Look through the material below and give the number of lines holding "color", with no other words.

> _Recorded information_
======
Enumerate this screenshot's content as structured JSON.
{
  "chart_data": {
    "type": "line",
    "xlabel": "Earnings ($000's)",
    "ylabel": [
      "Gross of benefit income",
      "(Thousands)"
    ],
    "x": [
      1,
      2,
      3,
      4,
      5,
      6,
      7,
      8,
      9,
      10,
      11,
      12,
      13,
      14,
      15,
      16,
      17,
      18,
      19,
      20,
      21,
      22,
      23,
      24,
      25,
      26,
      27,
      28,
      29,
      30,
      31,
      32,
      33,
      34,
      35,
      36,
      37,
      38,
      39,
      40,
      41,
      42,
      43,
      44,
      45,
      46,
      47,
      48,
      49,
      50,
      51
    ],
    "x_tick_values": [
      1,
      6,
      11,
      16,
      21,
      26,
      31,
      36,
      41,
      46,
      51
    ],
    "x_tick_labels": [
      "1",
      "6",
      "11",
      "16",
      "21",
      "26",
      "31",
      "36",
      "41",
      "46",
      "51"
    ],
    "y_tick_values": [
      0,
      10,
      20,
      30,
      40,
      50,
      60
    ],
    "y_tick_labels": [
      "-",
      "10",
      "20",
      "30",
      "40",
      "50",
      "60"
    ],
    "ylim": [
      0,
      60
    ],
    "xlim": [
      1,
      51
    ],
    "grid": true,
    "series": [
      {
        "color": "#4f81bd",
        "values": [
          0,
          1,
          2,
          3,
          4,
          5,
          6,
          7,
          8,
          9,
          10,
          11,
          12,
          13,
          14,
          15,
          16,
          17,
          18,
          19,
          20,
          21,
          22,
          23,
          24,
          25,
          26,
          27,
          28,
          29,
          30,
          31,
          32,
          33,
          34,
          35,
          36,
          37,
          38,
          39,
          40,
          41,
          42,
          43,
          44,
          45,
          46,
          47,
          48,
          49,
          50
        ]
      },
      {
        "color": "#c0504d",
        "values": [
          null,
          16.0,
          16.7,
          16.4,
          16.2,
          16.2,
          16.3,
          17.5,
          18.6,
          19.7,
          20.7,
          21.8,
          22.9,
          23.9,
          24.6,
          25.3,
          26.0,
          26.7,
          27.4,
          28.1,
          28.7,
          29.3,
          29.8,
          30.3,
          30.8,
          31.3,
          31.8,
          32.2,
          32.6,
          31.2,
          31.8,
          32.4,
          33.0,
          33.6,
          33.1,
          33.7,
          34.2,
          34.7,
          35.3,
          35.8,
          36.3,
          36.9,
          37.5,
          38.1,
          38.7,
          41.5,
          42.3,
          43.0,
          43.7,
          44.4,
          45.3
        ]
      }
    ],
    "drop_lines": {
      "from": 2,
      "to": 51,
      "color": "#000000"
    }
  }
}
======
> _Written solution_
3